# [Instruction]
Read the data and repeat all of it exactly.

# [Data to process]

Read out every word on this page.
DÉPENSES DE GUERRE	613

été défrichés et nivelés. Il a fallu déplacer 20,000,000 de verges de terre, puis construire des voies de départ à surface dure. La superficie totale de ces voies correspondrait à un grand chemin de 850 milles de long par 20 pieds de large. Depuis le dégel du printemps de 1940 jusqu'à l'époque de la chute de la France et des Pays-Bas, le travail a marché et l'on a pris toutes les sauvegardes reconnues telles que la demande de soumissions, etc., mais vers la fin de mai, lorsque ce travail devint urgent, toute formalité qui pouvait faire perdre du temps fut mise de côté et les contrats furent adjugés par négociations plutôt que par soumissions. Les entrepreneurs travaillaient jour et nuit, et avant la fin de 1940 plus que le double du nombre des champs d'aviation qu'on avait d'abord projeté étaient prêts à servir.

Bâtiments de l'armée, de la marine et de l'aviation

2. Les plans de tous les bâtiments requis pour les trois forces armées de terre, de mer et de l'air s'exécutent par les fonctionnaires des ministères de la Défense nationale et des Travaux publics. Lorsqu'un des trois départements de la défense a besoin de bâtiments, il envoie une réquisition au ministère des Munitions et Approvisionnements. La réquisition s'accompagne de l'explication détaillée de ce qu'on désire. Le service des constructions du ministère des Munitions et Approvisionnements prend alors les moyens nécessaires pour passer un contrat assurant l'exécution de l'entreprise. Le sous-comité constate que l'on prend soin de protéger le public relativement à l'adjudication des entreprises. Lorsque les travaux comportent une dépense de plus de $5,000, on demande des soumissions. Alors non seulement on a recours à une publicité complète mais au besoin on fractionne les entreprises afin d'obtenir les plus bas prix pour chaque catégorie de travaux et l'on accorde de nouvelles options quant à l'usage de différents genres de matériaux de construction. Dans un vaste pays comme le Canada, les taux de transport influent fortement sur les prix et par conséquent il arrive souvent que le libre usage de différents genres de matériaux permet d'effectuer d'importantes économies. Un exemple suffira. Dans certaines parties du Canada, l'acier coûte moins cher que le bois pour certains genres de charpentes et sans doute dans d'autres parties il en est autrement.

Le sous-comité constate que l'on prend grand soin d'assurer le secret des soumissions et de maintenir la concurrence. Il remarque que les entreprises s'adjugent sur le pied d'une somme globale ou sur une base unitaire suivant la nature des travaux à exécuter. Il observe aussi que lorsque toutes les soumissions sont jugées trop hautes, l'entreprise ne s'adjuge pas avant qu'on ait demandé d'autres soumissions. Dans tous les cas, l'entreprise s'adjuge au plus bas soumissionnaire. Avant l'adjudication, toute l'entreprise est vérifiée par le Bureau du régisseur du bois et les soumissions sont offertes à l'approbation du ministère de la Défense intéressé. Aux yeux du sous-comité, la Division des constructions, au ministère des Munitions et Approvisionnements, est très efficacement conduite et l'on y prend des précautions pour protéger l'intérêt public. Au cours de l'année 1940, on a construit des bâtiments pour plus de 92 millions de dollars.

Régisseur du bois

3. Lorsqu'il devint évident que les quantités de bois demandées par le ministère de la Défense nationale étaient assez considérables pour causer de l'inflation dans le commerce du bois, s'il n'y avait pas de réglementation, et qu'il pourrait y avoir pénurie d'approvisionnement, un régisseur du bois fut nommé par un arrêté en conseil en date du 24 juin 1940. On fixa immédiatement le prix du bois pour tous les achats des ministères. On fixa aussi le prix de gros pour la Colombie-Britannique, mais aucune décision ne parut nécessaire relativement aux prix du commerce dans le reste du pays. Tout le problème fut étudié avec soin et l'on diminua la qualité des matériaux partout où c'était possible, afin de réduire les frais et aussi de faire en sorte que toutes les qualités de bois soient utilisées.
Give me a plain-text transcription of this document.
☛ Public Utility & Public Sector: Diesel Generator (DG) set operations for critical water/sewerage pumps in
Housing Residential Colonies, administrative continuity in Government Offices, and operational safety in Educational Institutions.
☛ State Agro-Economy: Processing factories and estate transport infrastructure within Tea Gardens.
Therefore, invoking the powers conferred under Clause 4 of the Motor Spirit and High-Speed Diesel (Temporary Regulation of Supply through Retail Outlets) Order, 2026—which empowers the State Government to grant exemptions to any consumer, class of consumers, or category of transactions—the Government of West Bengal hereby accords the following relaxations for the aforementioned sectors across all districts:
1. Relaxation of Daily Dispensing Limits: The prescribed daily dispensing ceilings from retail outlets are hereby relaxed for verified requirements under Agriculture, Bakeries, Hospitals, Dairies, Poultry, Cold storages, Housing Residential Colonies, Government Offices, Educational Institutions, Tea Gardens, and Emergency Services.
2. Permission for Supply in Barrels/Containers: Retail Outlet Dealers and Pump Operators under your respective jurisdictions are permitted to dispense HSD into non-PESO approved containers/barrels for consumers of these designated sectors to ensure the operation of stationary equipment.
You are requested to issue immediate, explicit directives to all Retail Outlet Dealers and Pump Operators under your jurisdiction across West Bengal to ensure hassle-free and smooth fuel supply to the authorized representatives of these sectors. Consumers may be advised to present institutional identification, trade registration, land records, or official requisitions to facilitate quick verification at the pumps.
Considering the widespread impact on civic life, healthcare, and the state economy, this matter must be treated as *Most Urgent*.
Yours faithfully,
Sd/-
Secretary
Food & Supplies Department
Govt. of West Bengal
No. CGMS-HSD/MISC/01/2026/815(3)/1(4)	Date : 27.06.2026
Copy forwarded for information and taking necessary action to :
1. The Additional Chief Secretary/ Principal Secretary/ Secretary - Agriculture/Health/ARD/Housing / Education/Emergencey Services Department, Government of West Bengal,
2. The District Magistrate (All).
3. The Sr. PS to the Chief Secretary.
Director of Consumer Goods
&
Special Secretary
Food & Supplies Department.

# [Output for this task]
Read out every word on this page.
DÉPENSES DE GUERRE	613

été défrichés et nivelés. Il a fallu déplacer 20,000,000 de verges de terre, puis construire des voies de départ à surface dure. La superficie totale de ces voies correspondrait à un grand chemin de 850 milles de long par 20 pieds de large. Depuis le dégel du printemps de 1940 jusqu'à l'époque de la chute de la France et des Pays-Bas, le travail a marché et l'on a pris toutes les sauvegardes reconnues telles que la demande de soumissions, etc., mais vers la fin de mai, lorsque ce travail devint urgent, toute formalité qui pouvait faire perdre du temps fut mise de côté et les contrats furent adjugés par négociations plutôt que par soumissions. Les entrepreneurs travaillaient jour et nuit, et avant la fin de 1940 plus que le double du nombre des champs d'aviation qu'on avait d'abord projeté étaient prêts à servir.

Bâtiments de l'armée, de la marine et de l'aviation

2. Les plans de tous les bâtiments requis pour les trois forces armées de terre, de mer et de l'air s'exécutent par les fonctionnaires des ministères de la Défense nationale et des Travaux publics. Lorsqu'un des trois départements de la défense a besoin de bâtiments, il envoie une réquisition au ministère des Munitions et Approvisionnements. La réquisition s'accompagne de l'explication détaillée de ce qu'on désire. Le service des constructions du ministère des Munitions et Approvisionnements prend alors les moyens nécessaires pour passer un contrat assurant l'exécution de l'entreprise. Le sous-comité constate que l'on prend soin de protéger le public relativement à l'adjudication des entreprises. Lorsque les travaux comportent une dépense de plus de $5,000, on demande des soumissions. Alors non seulement on a recours à une publicité complète mais au besoin on fractionne les entreprises afin d'obtenir les plus bas prix pour chaque catégorie de travaux et l'on accorde de nouvelles options quant à l'usage de différents genres de matériaux de construction. Dans un vaste pays comme le Canada, les taux de transport influent fortement sur les prix et par conséquent il arrive souvent que le libre usage de différents genres de matériaux permet d'effectuer d'importantes économies. Un exemple suffira. Dans certaines parties du Canada, l'acier coûte moins cher que le bois pour certains genres de charpentes et sans doute dans d'autres parties il en est autrement.

Le sous-comité constate que l'on prend grand soin d'assurer le secret des soumissions et de maintenir la concurrence. Il remarque que les entreprises s'adjugent sur le pied d'une somme globale ou sur une base unitaire suivant la nature des travaux à exécuter. Il observe aussi que lorsque toutes les soumissions sont jugées trop hautes, l'entreprise ne s'adjuge pas avant qu'on ait demandé d'autres soumissions. Dans tous les cas, l'entreprise s'adjuge au plus bas soumissionnaire. Avant l'adjudication, toute l'entreprise est vérifiée par le Bureau du régisseur du bois et les soumissions sont offertes à l'approbation du ministère de la Défense intéressé. Aux yeux du sous-comité, la Division des constructions, au ministère des Munitions et Approvisionnements, est très efficacement conduite et l'on y prend des précautions pour protéger l'intérêt public. Au cours de l'année 1940, on a construit des bâtiments pour plus de 92 millions de dollars.

Régisseur du bois

3. Lorsqu'il devint évident que les quantités de bois demandées par le ministère de la Défense nationale étaient assez considérables pour causer de l'inflation dans le commerce du bois, s'il n'y avait pas de réglementation, et qu'il pourrait y avoir pénurie d'approvisionnement, un régisseur du bois fut nommé par un arrêté en conseil en date du 24 juin 1940. On fixa immédiatement le prix du bois pour tous les achats des ministères. On fixa aussi le prix de gros pour la Colombie-Britannique, mais aucune décision ne parut nécessaire relativement aux prix du commerce dans le reste du pays. Tout le problème fut étudié avec soin et l'on diminua la qualité des matériaux partout où c'était possible, afin de réduire les frais et aussi de faire en sorte que toutes les qualités de bois soient utilisées.
Give me a plain-text transcription of this document.
☛ Public Utility & Public Sector: Diesel Generator (DG) set operations for critical water/sewerage pumps in
Housing Residential Colonies, administrative continuity in Government Offices, and operational safety in Educational Institutions.
☛ State Agro-Economy: Processing factories and estate transport infrastructure within Tea Gardens.
Therefore, invoking the powers conferred under Clause 4 of the Motor Spirit and High-Speed Diesel (Temporary Regulation of Supply through Retail Outlets) Order, 2026—which empowers the State Government to grant exemptions to any consumer, class of consumers, or category of transactions—the Government of West Bengal hereby accords the following relaxations for the aforementioned sectors across all districts:
1. Relaxation of Daily Dispensing Limits: The prescribed daily dispensing ceilings from retail outlets are hereby relaxed for verified requirements under Agriculture, Bakeries, Hospitals, Dairies, Poultry, Cold storages, Housing Residential Colonies, Government Offices, Educational Institutions, Tea Gardens, and Emergency Services.
2. Permission for Supply in Barrels/Containers: Retail Outlet Dealers and Pump Operators under your respective jurisdictions are permitted to dispense HSD into non-PESO approved containers/barrels for consumers of these designated sectors to ensure the operation of stationary equipment.
You are requested to issue immediate, explicit directives to all Retail Outlet Dealers and Pump Operators under your jurisdiction across West Bengal to ensure hassle-free and smooth fuel supply to the authorized representatives of these sectors. Consumers may be advised to present institutional identification, trade registration, land records, or official requisitions to facilitate quick verification at the pumps.
Considering the widespread impact on civic life, healthcare, and the state economy, this matter must be treated as *Most Urgent*.
Yours faithfully,
Sd/-
Secretary
Food & Supplies Department
Govt. of West Bengal
No. CGMS-HSD/MISC/01/2026/815(3)/1(4)	Date : 27.06.2026
Copy forwarded for information and taking necessary action to :
1. The Additional Chief Secretary/ Principal Secretary/ Secretary - Agriculture/Health/ARD/Housing / Education/Emergencey Services Department, Government of West Bengal,
2. The District Magistrate (All).
3. The Sr. PS to the Chief Secretary.
Director of Consumer Goods
&
Special Secretary
Food & Supplies Department.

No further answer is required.